Exercise - Leaving out every picture, quote the data below exactly as it appears.

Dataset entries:

#####

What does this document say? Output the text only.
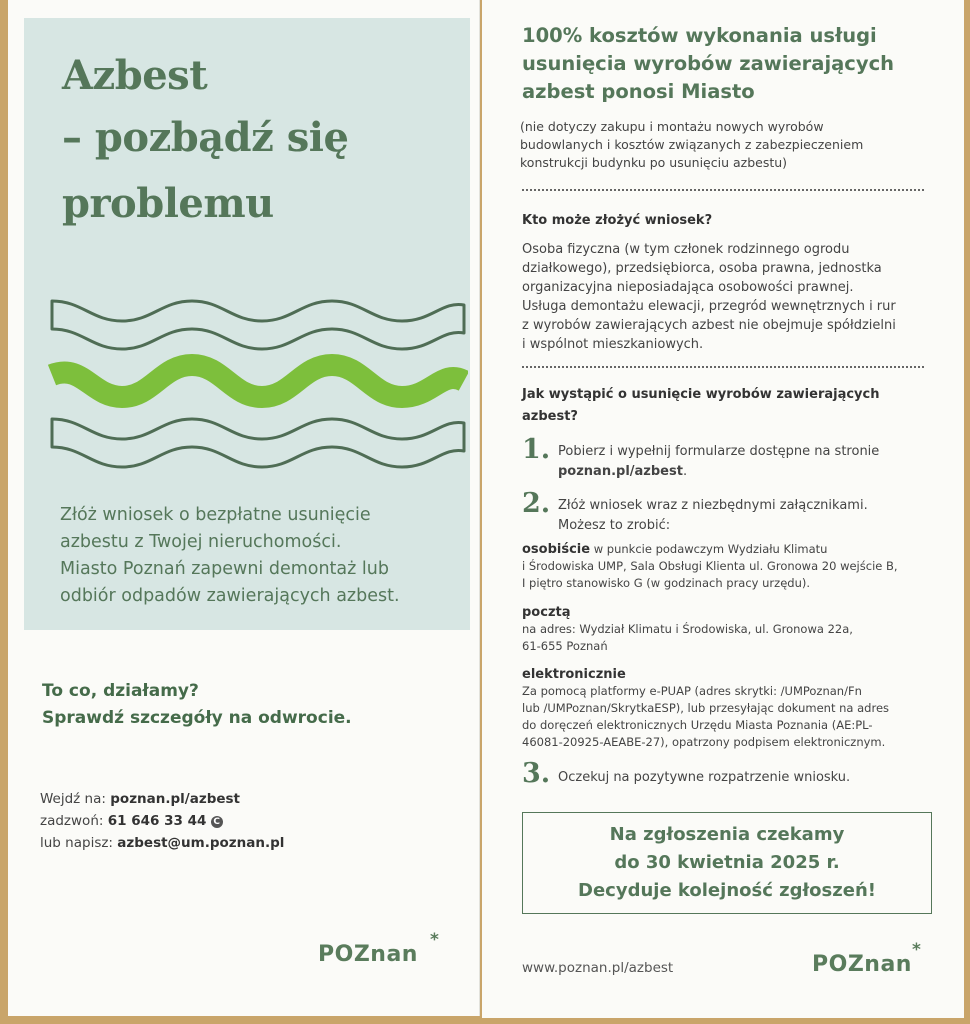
Azbest
– pozbądź się
problemu
Złóż wniosek o bezpłatne usunięcie
azbestu z Twojej nieruchomości.
Miasto Poznań zapewni demontaż lub
odbiór odpadów zawierających azbest.
To co, działamy?
Sprawdź szczegóły na odwrocie.
Wejdź na: poznan.pl/azbest
zadzwoń: 61 646 33 44 C
lub napisz: azbest@um.poznan.pl
POZnan
*
100% kosztów wykonania usługi
usunięcia wyrobów zawierających
azbest ponosi Miasto
(nie dotyczy zakupu i montażu nowych wyrobów
budowlanych i kosztów związanych z zabezpieczeniem
konstrukcji budynku po usunięciu azbestu)
Kto może złożyć wniosek?
Osoba fizyczna (w tym członek rodzinnego ogrodu
działkowego), przedsiębiorca, osoba prawna, jednostka
organizacyjna nieposiadająca osobowości prawnej.
Usługa demontażu elewacji, przegród wewnętrznych i rur
z wyrobów zawierających azbest nie obejmuje spółdzielni
i wspólnot mieszkaniowych.
Jak wystąpić o usunięcie wyrobów zawierających
azbest?
1. Pobierz i wypełnij formularze dostępne na stronie
poznan.pl/azbest.
2. Złóż wniosek wraz z niezbędnymi załącznikami.
Możesz to zrobić:
osobiście w punkcie podawczym Wydziału Klimatu
i Środowiska UMP, Sala Obsługi Klienta ul. Gronowa 20 wejście B,
I piętro stanowisko G (w godzinach pracy urzędu).
pocztą
na adres: Wydział Klimatu i Środowiska, ul. Gronowa 22a,
61-655 Poznań
elektronicznie
Za pomocą platformy e-PUAP (adres skrytki: /UMPoznan/Fn
lub /UMPoznan/SkrytkaESP), lub przesyłając dokument na adres
do doręczeń elektronicznych Urzędu Miasta Poznania (AE:PL-
46081-20925-AEABE-27), opatrzony podpisem elektronicznym.
3. Oczekuj na pozytywne rozpatrzenie wniosku.
Na zgłoszenia czekamy
do 30 kwietnia 2025 r.
Decyduje kolejność zgłoszeń!
www.poznan.pl/azbest	POZnan
*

#####

Exercise solution -
What does this document say? Output the text only.
Azbest
– pozbądź się
problemu
Złóż wniosek o bezpłatne usunięcie
azbestu z Twojej nieruchomości.
Miasto Poznań zapewni demontaż lub
odbiór odpadów zawierających azbest.
To co, działamy?
Sprawdź szczegóły na odwrocie.
Wejdź na: poznan.pl/azbest
zadzwoń: 61 646 33 44 C
lub napisz: azbest@um.poznan.pl
POZnan
*
100% kosztów wykonania usługi
usunięcia wyrobów zawierających
azbest ponosi Miasto
(nie dotyczy zakupu i montażu nowych wyrobów
budowlanych i kosztów związanych z zabezpieczeniem
konstrukcji budynku po usunięciu azbestu)
Kto może złożyć wniosek?
Osoba fizyczna (w tym członek rodzinnego ogrodu
działkowego), przedsiębiorca, osoba prawna, jednostka
organizacyjna nieposiadająca osobowości prawnej.
Usługa demontażu elewacji, przegród wewnętrznych i rur
z wyrobów zawierających azbest nie obejmuje spółdzielni
i wspólnot mieszkaniowych.
Jak wystąpić o usunięcie wyrobów zawierających
azbest?
1. Pobierz i wypełnij formularze dostępne na stronie
poznan.pl/azbest.
2. Złóż wniosek wraz z niezbędnymi załącznikami.
Możesz to zrobić:
osobiście w punkcie podawczym Wydziału Klimatu
i Środowiska UMP, Sala Obsługi Klienta ul. Gronowa 20 wejście B,
I piętro stanowisko G (w godzinach pracy urzędu).
pocztą
na adres: Wydział Klimatu i Środowiska, ul. Gronowa 22a,
61-655 Poznań
elektronicznie
Za pomocą platformy e-PUAP (adres skrytki: /UMPoznan/Fn
lub /UMPoznan/SkrytkaESP), lub przesyłając dokument na adres
do doręczeń elektronicznych Urzędu Miasta Poznania (AE:PL-
46081-20925-AEABE-27), opatrzony podpisem elektronicznym.
3. Oczekuj na pozytywne rozpatrzenie wniosku.
Na zgłoszenia czekamy
do 30 kwietnia 2025 r.
Decyduje kolejność zgłoszeń!
www.poznan.pl/azbest	POZnan
*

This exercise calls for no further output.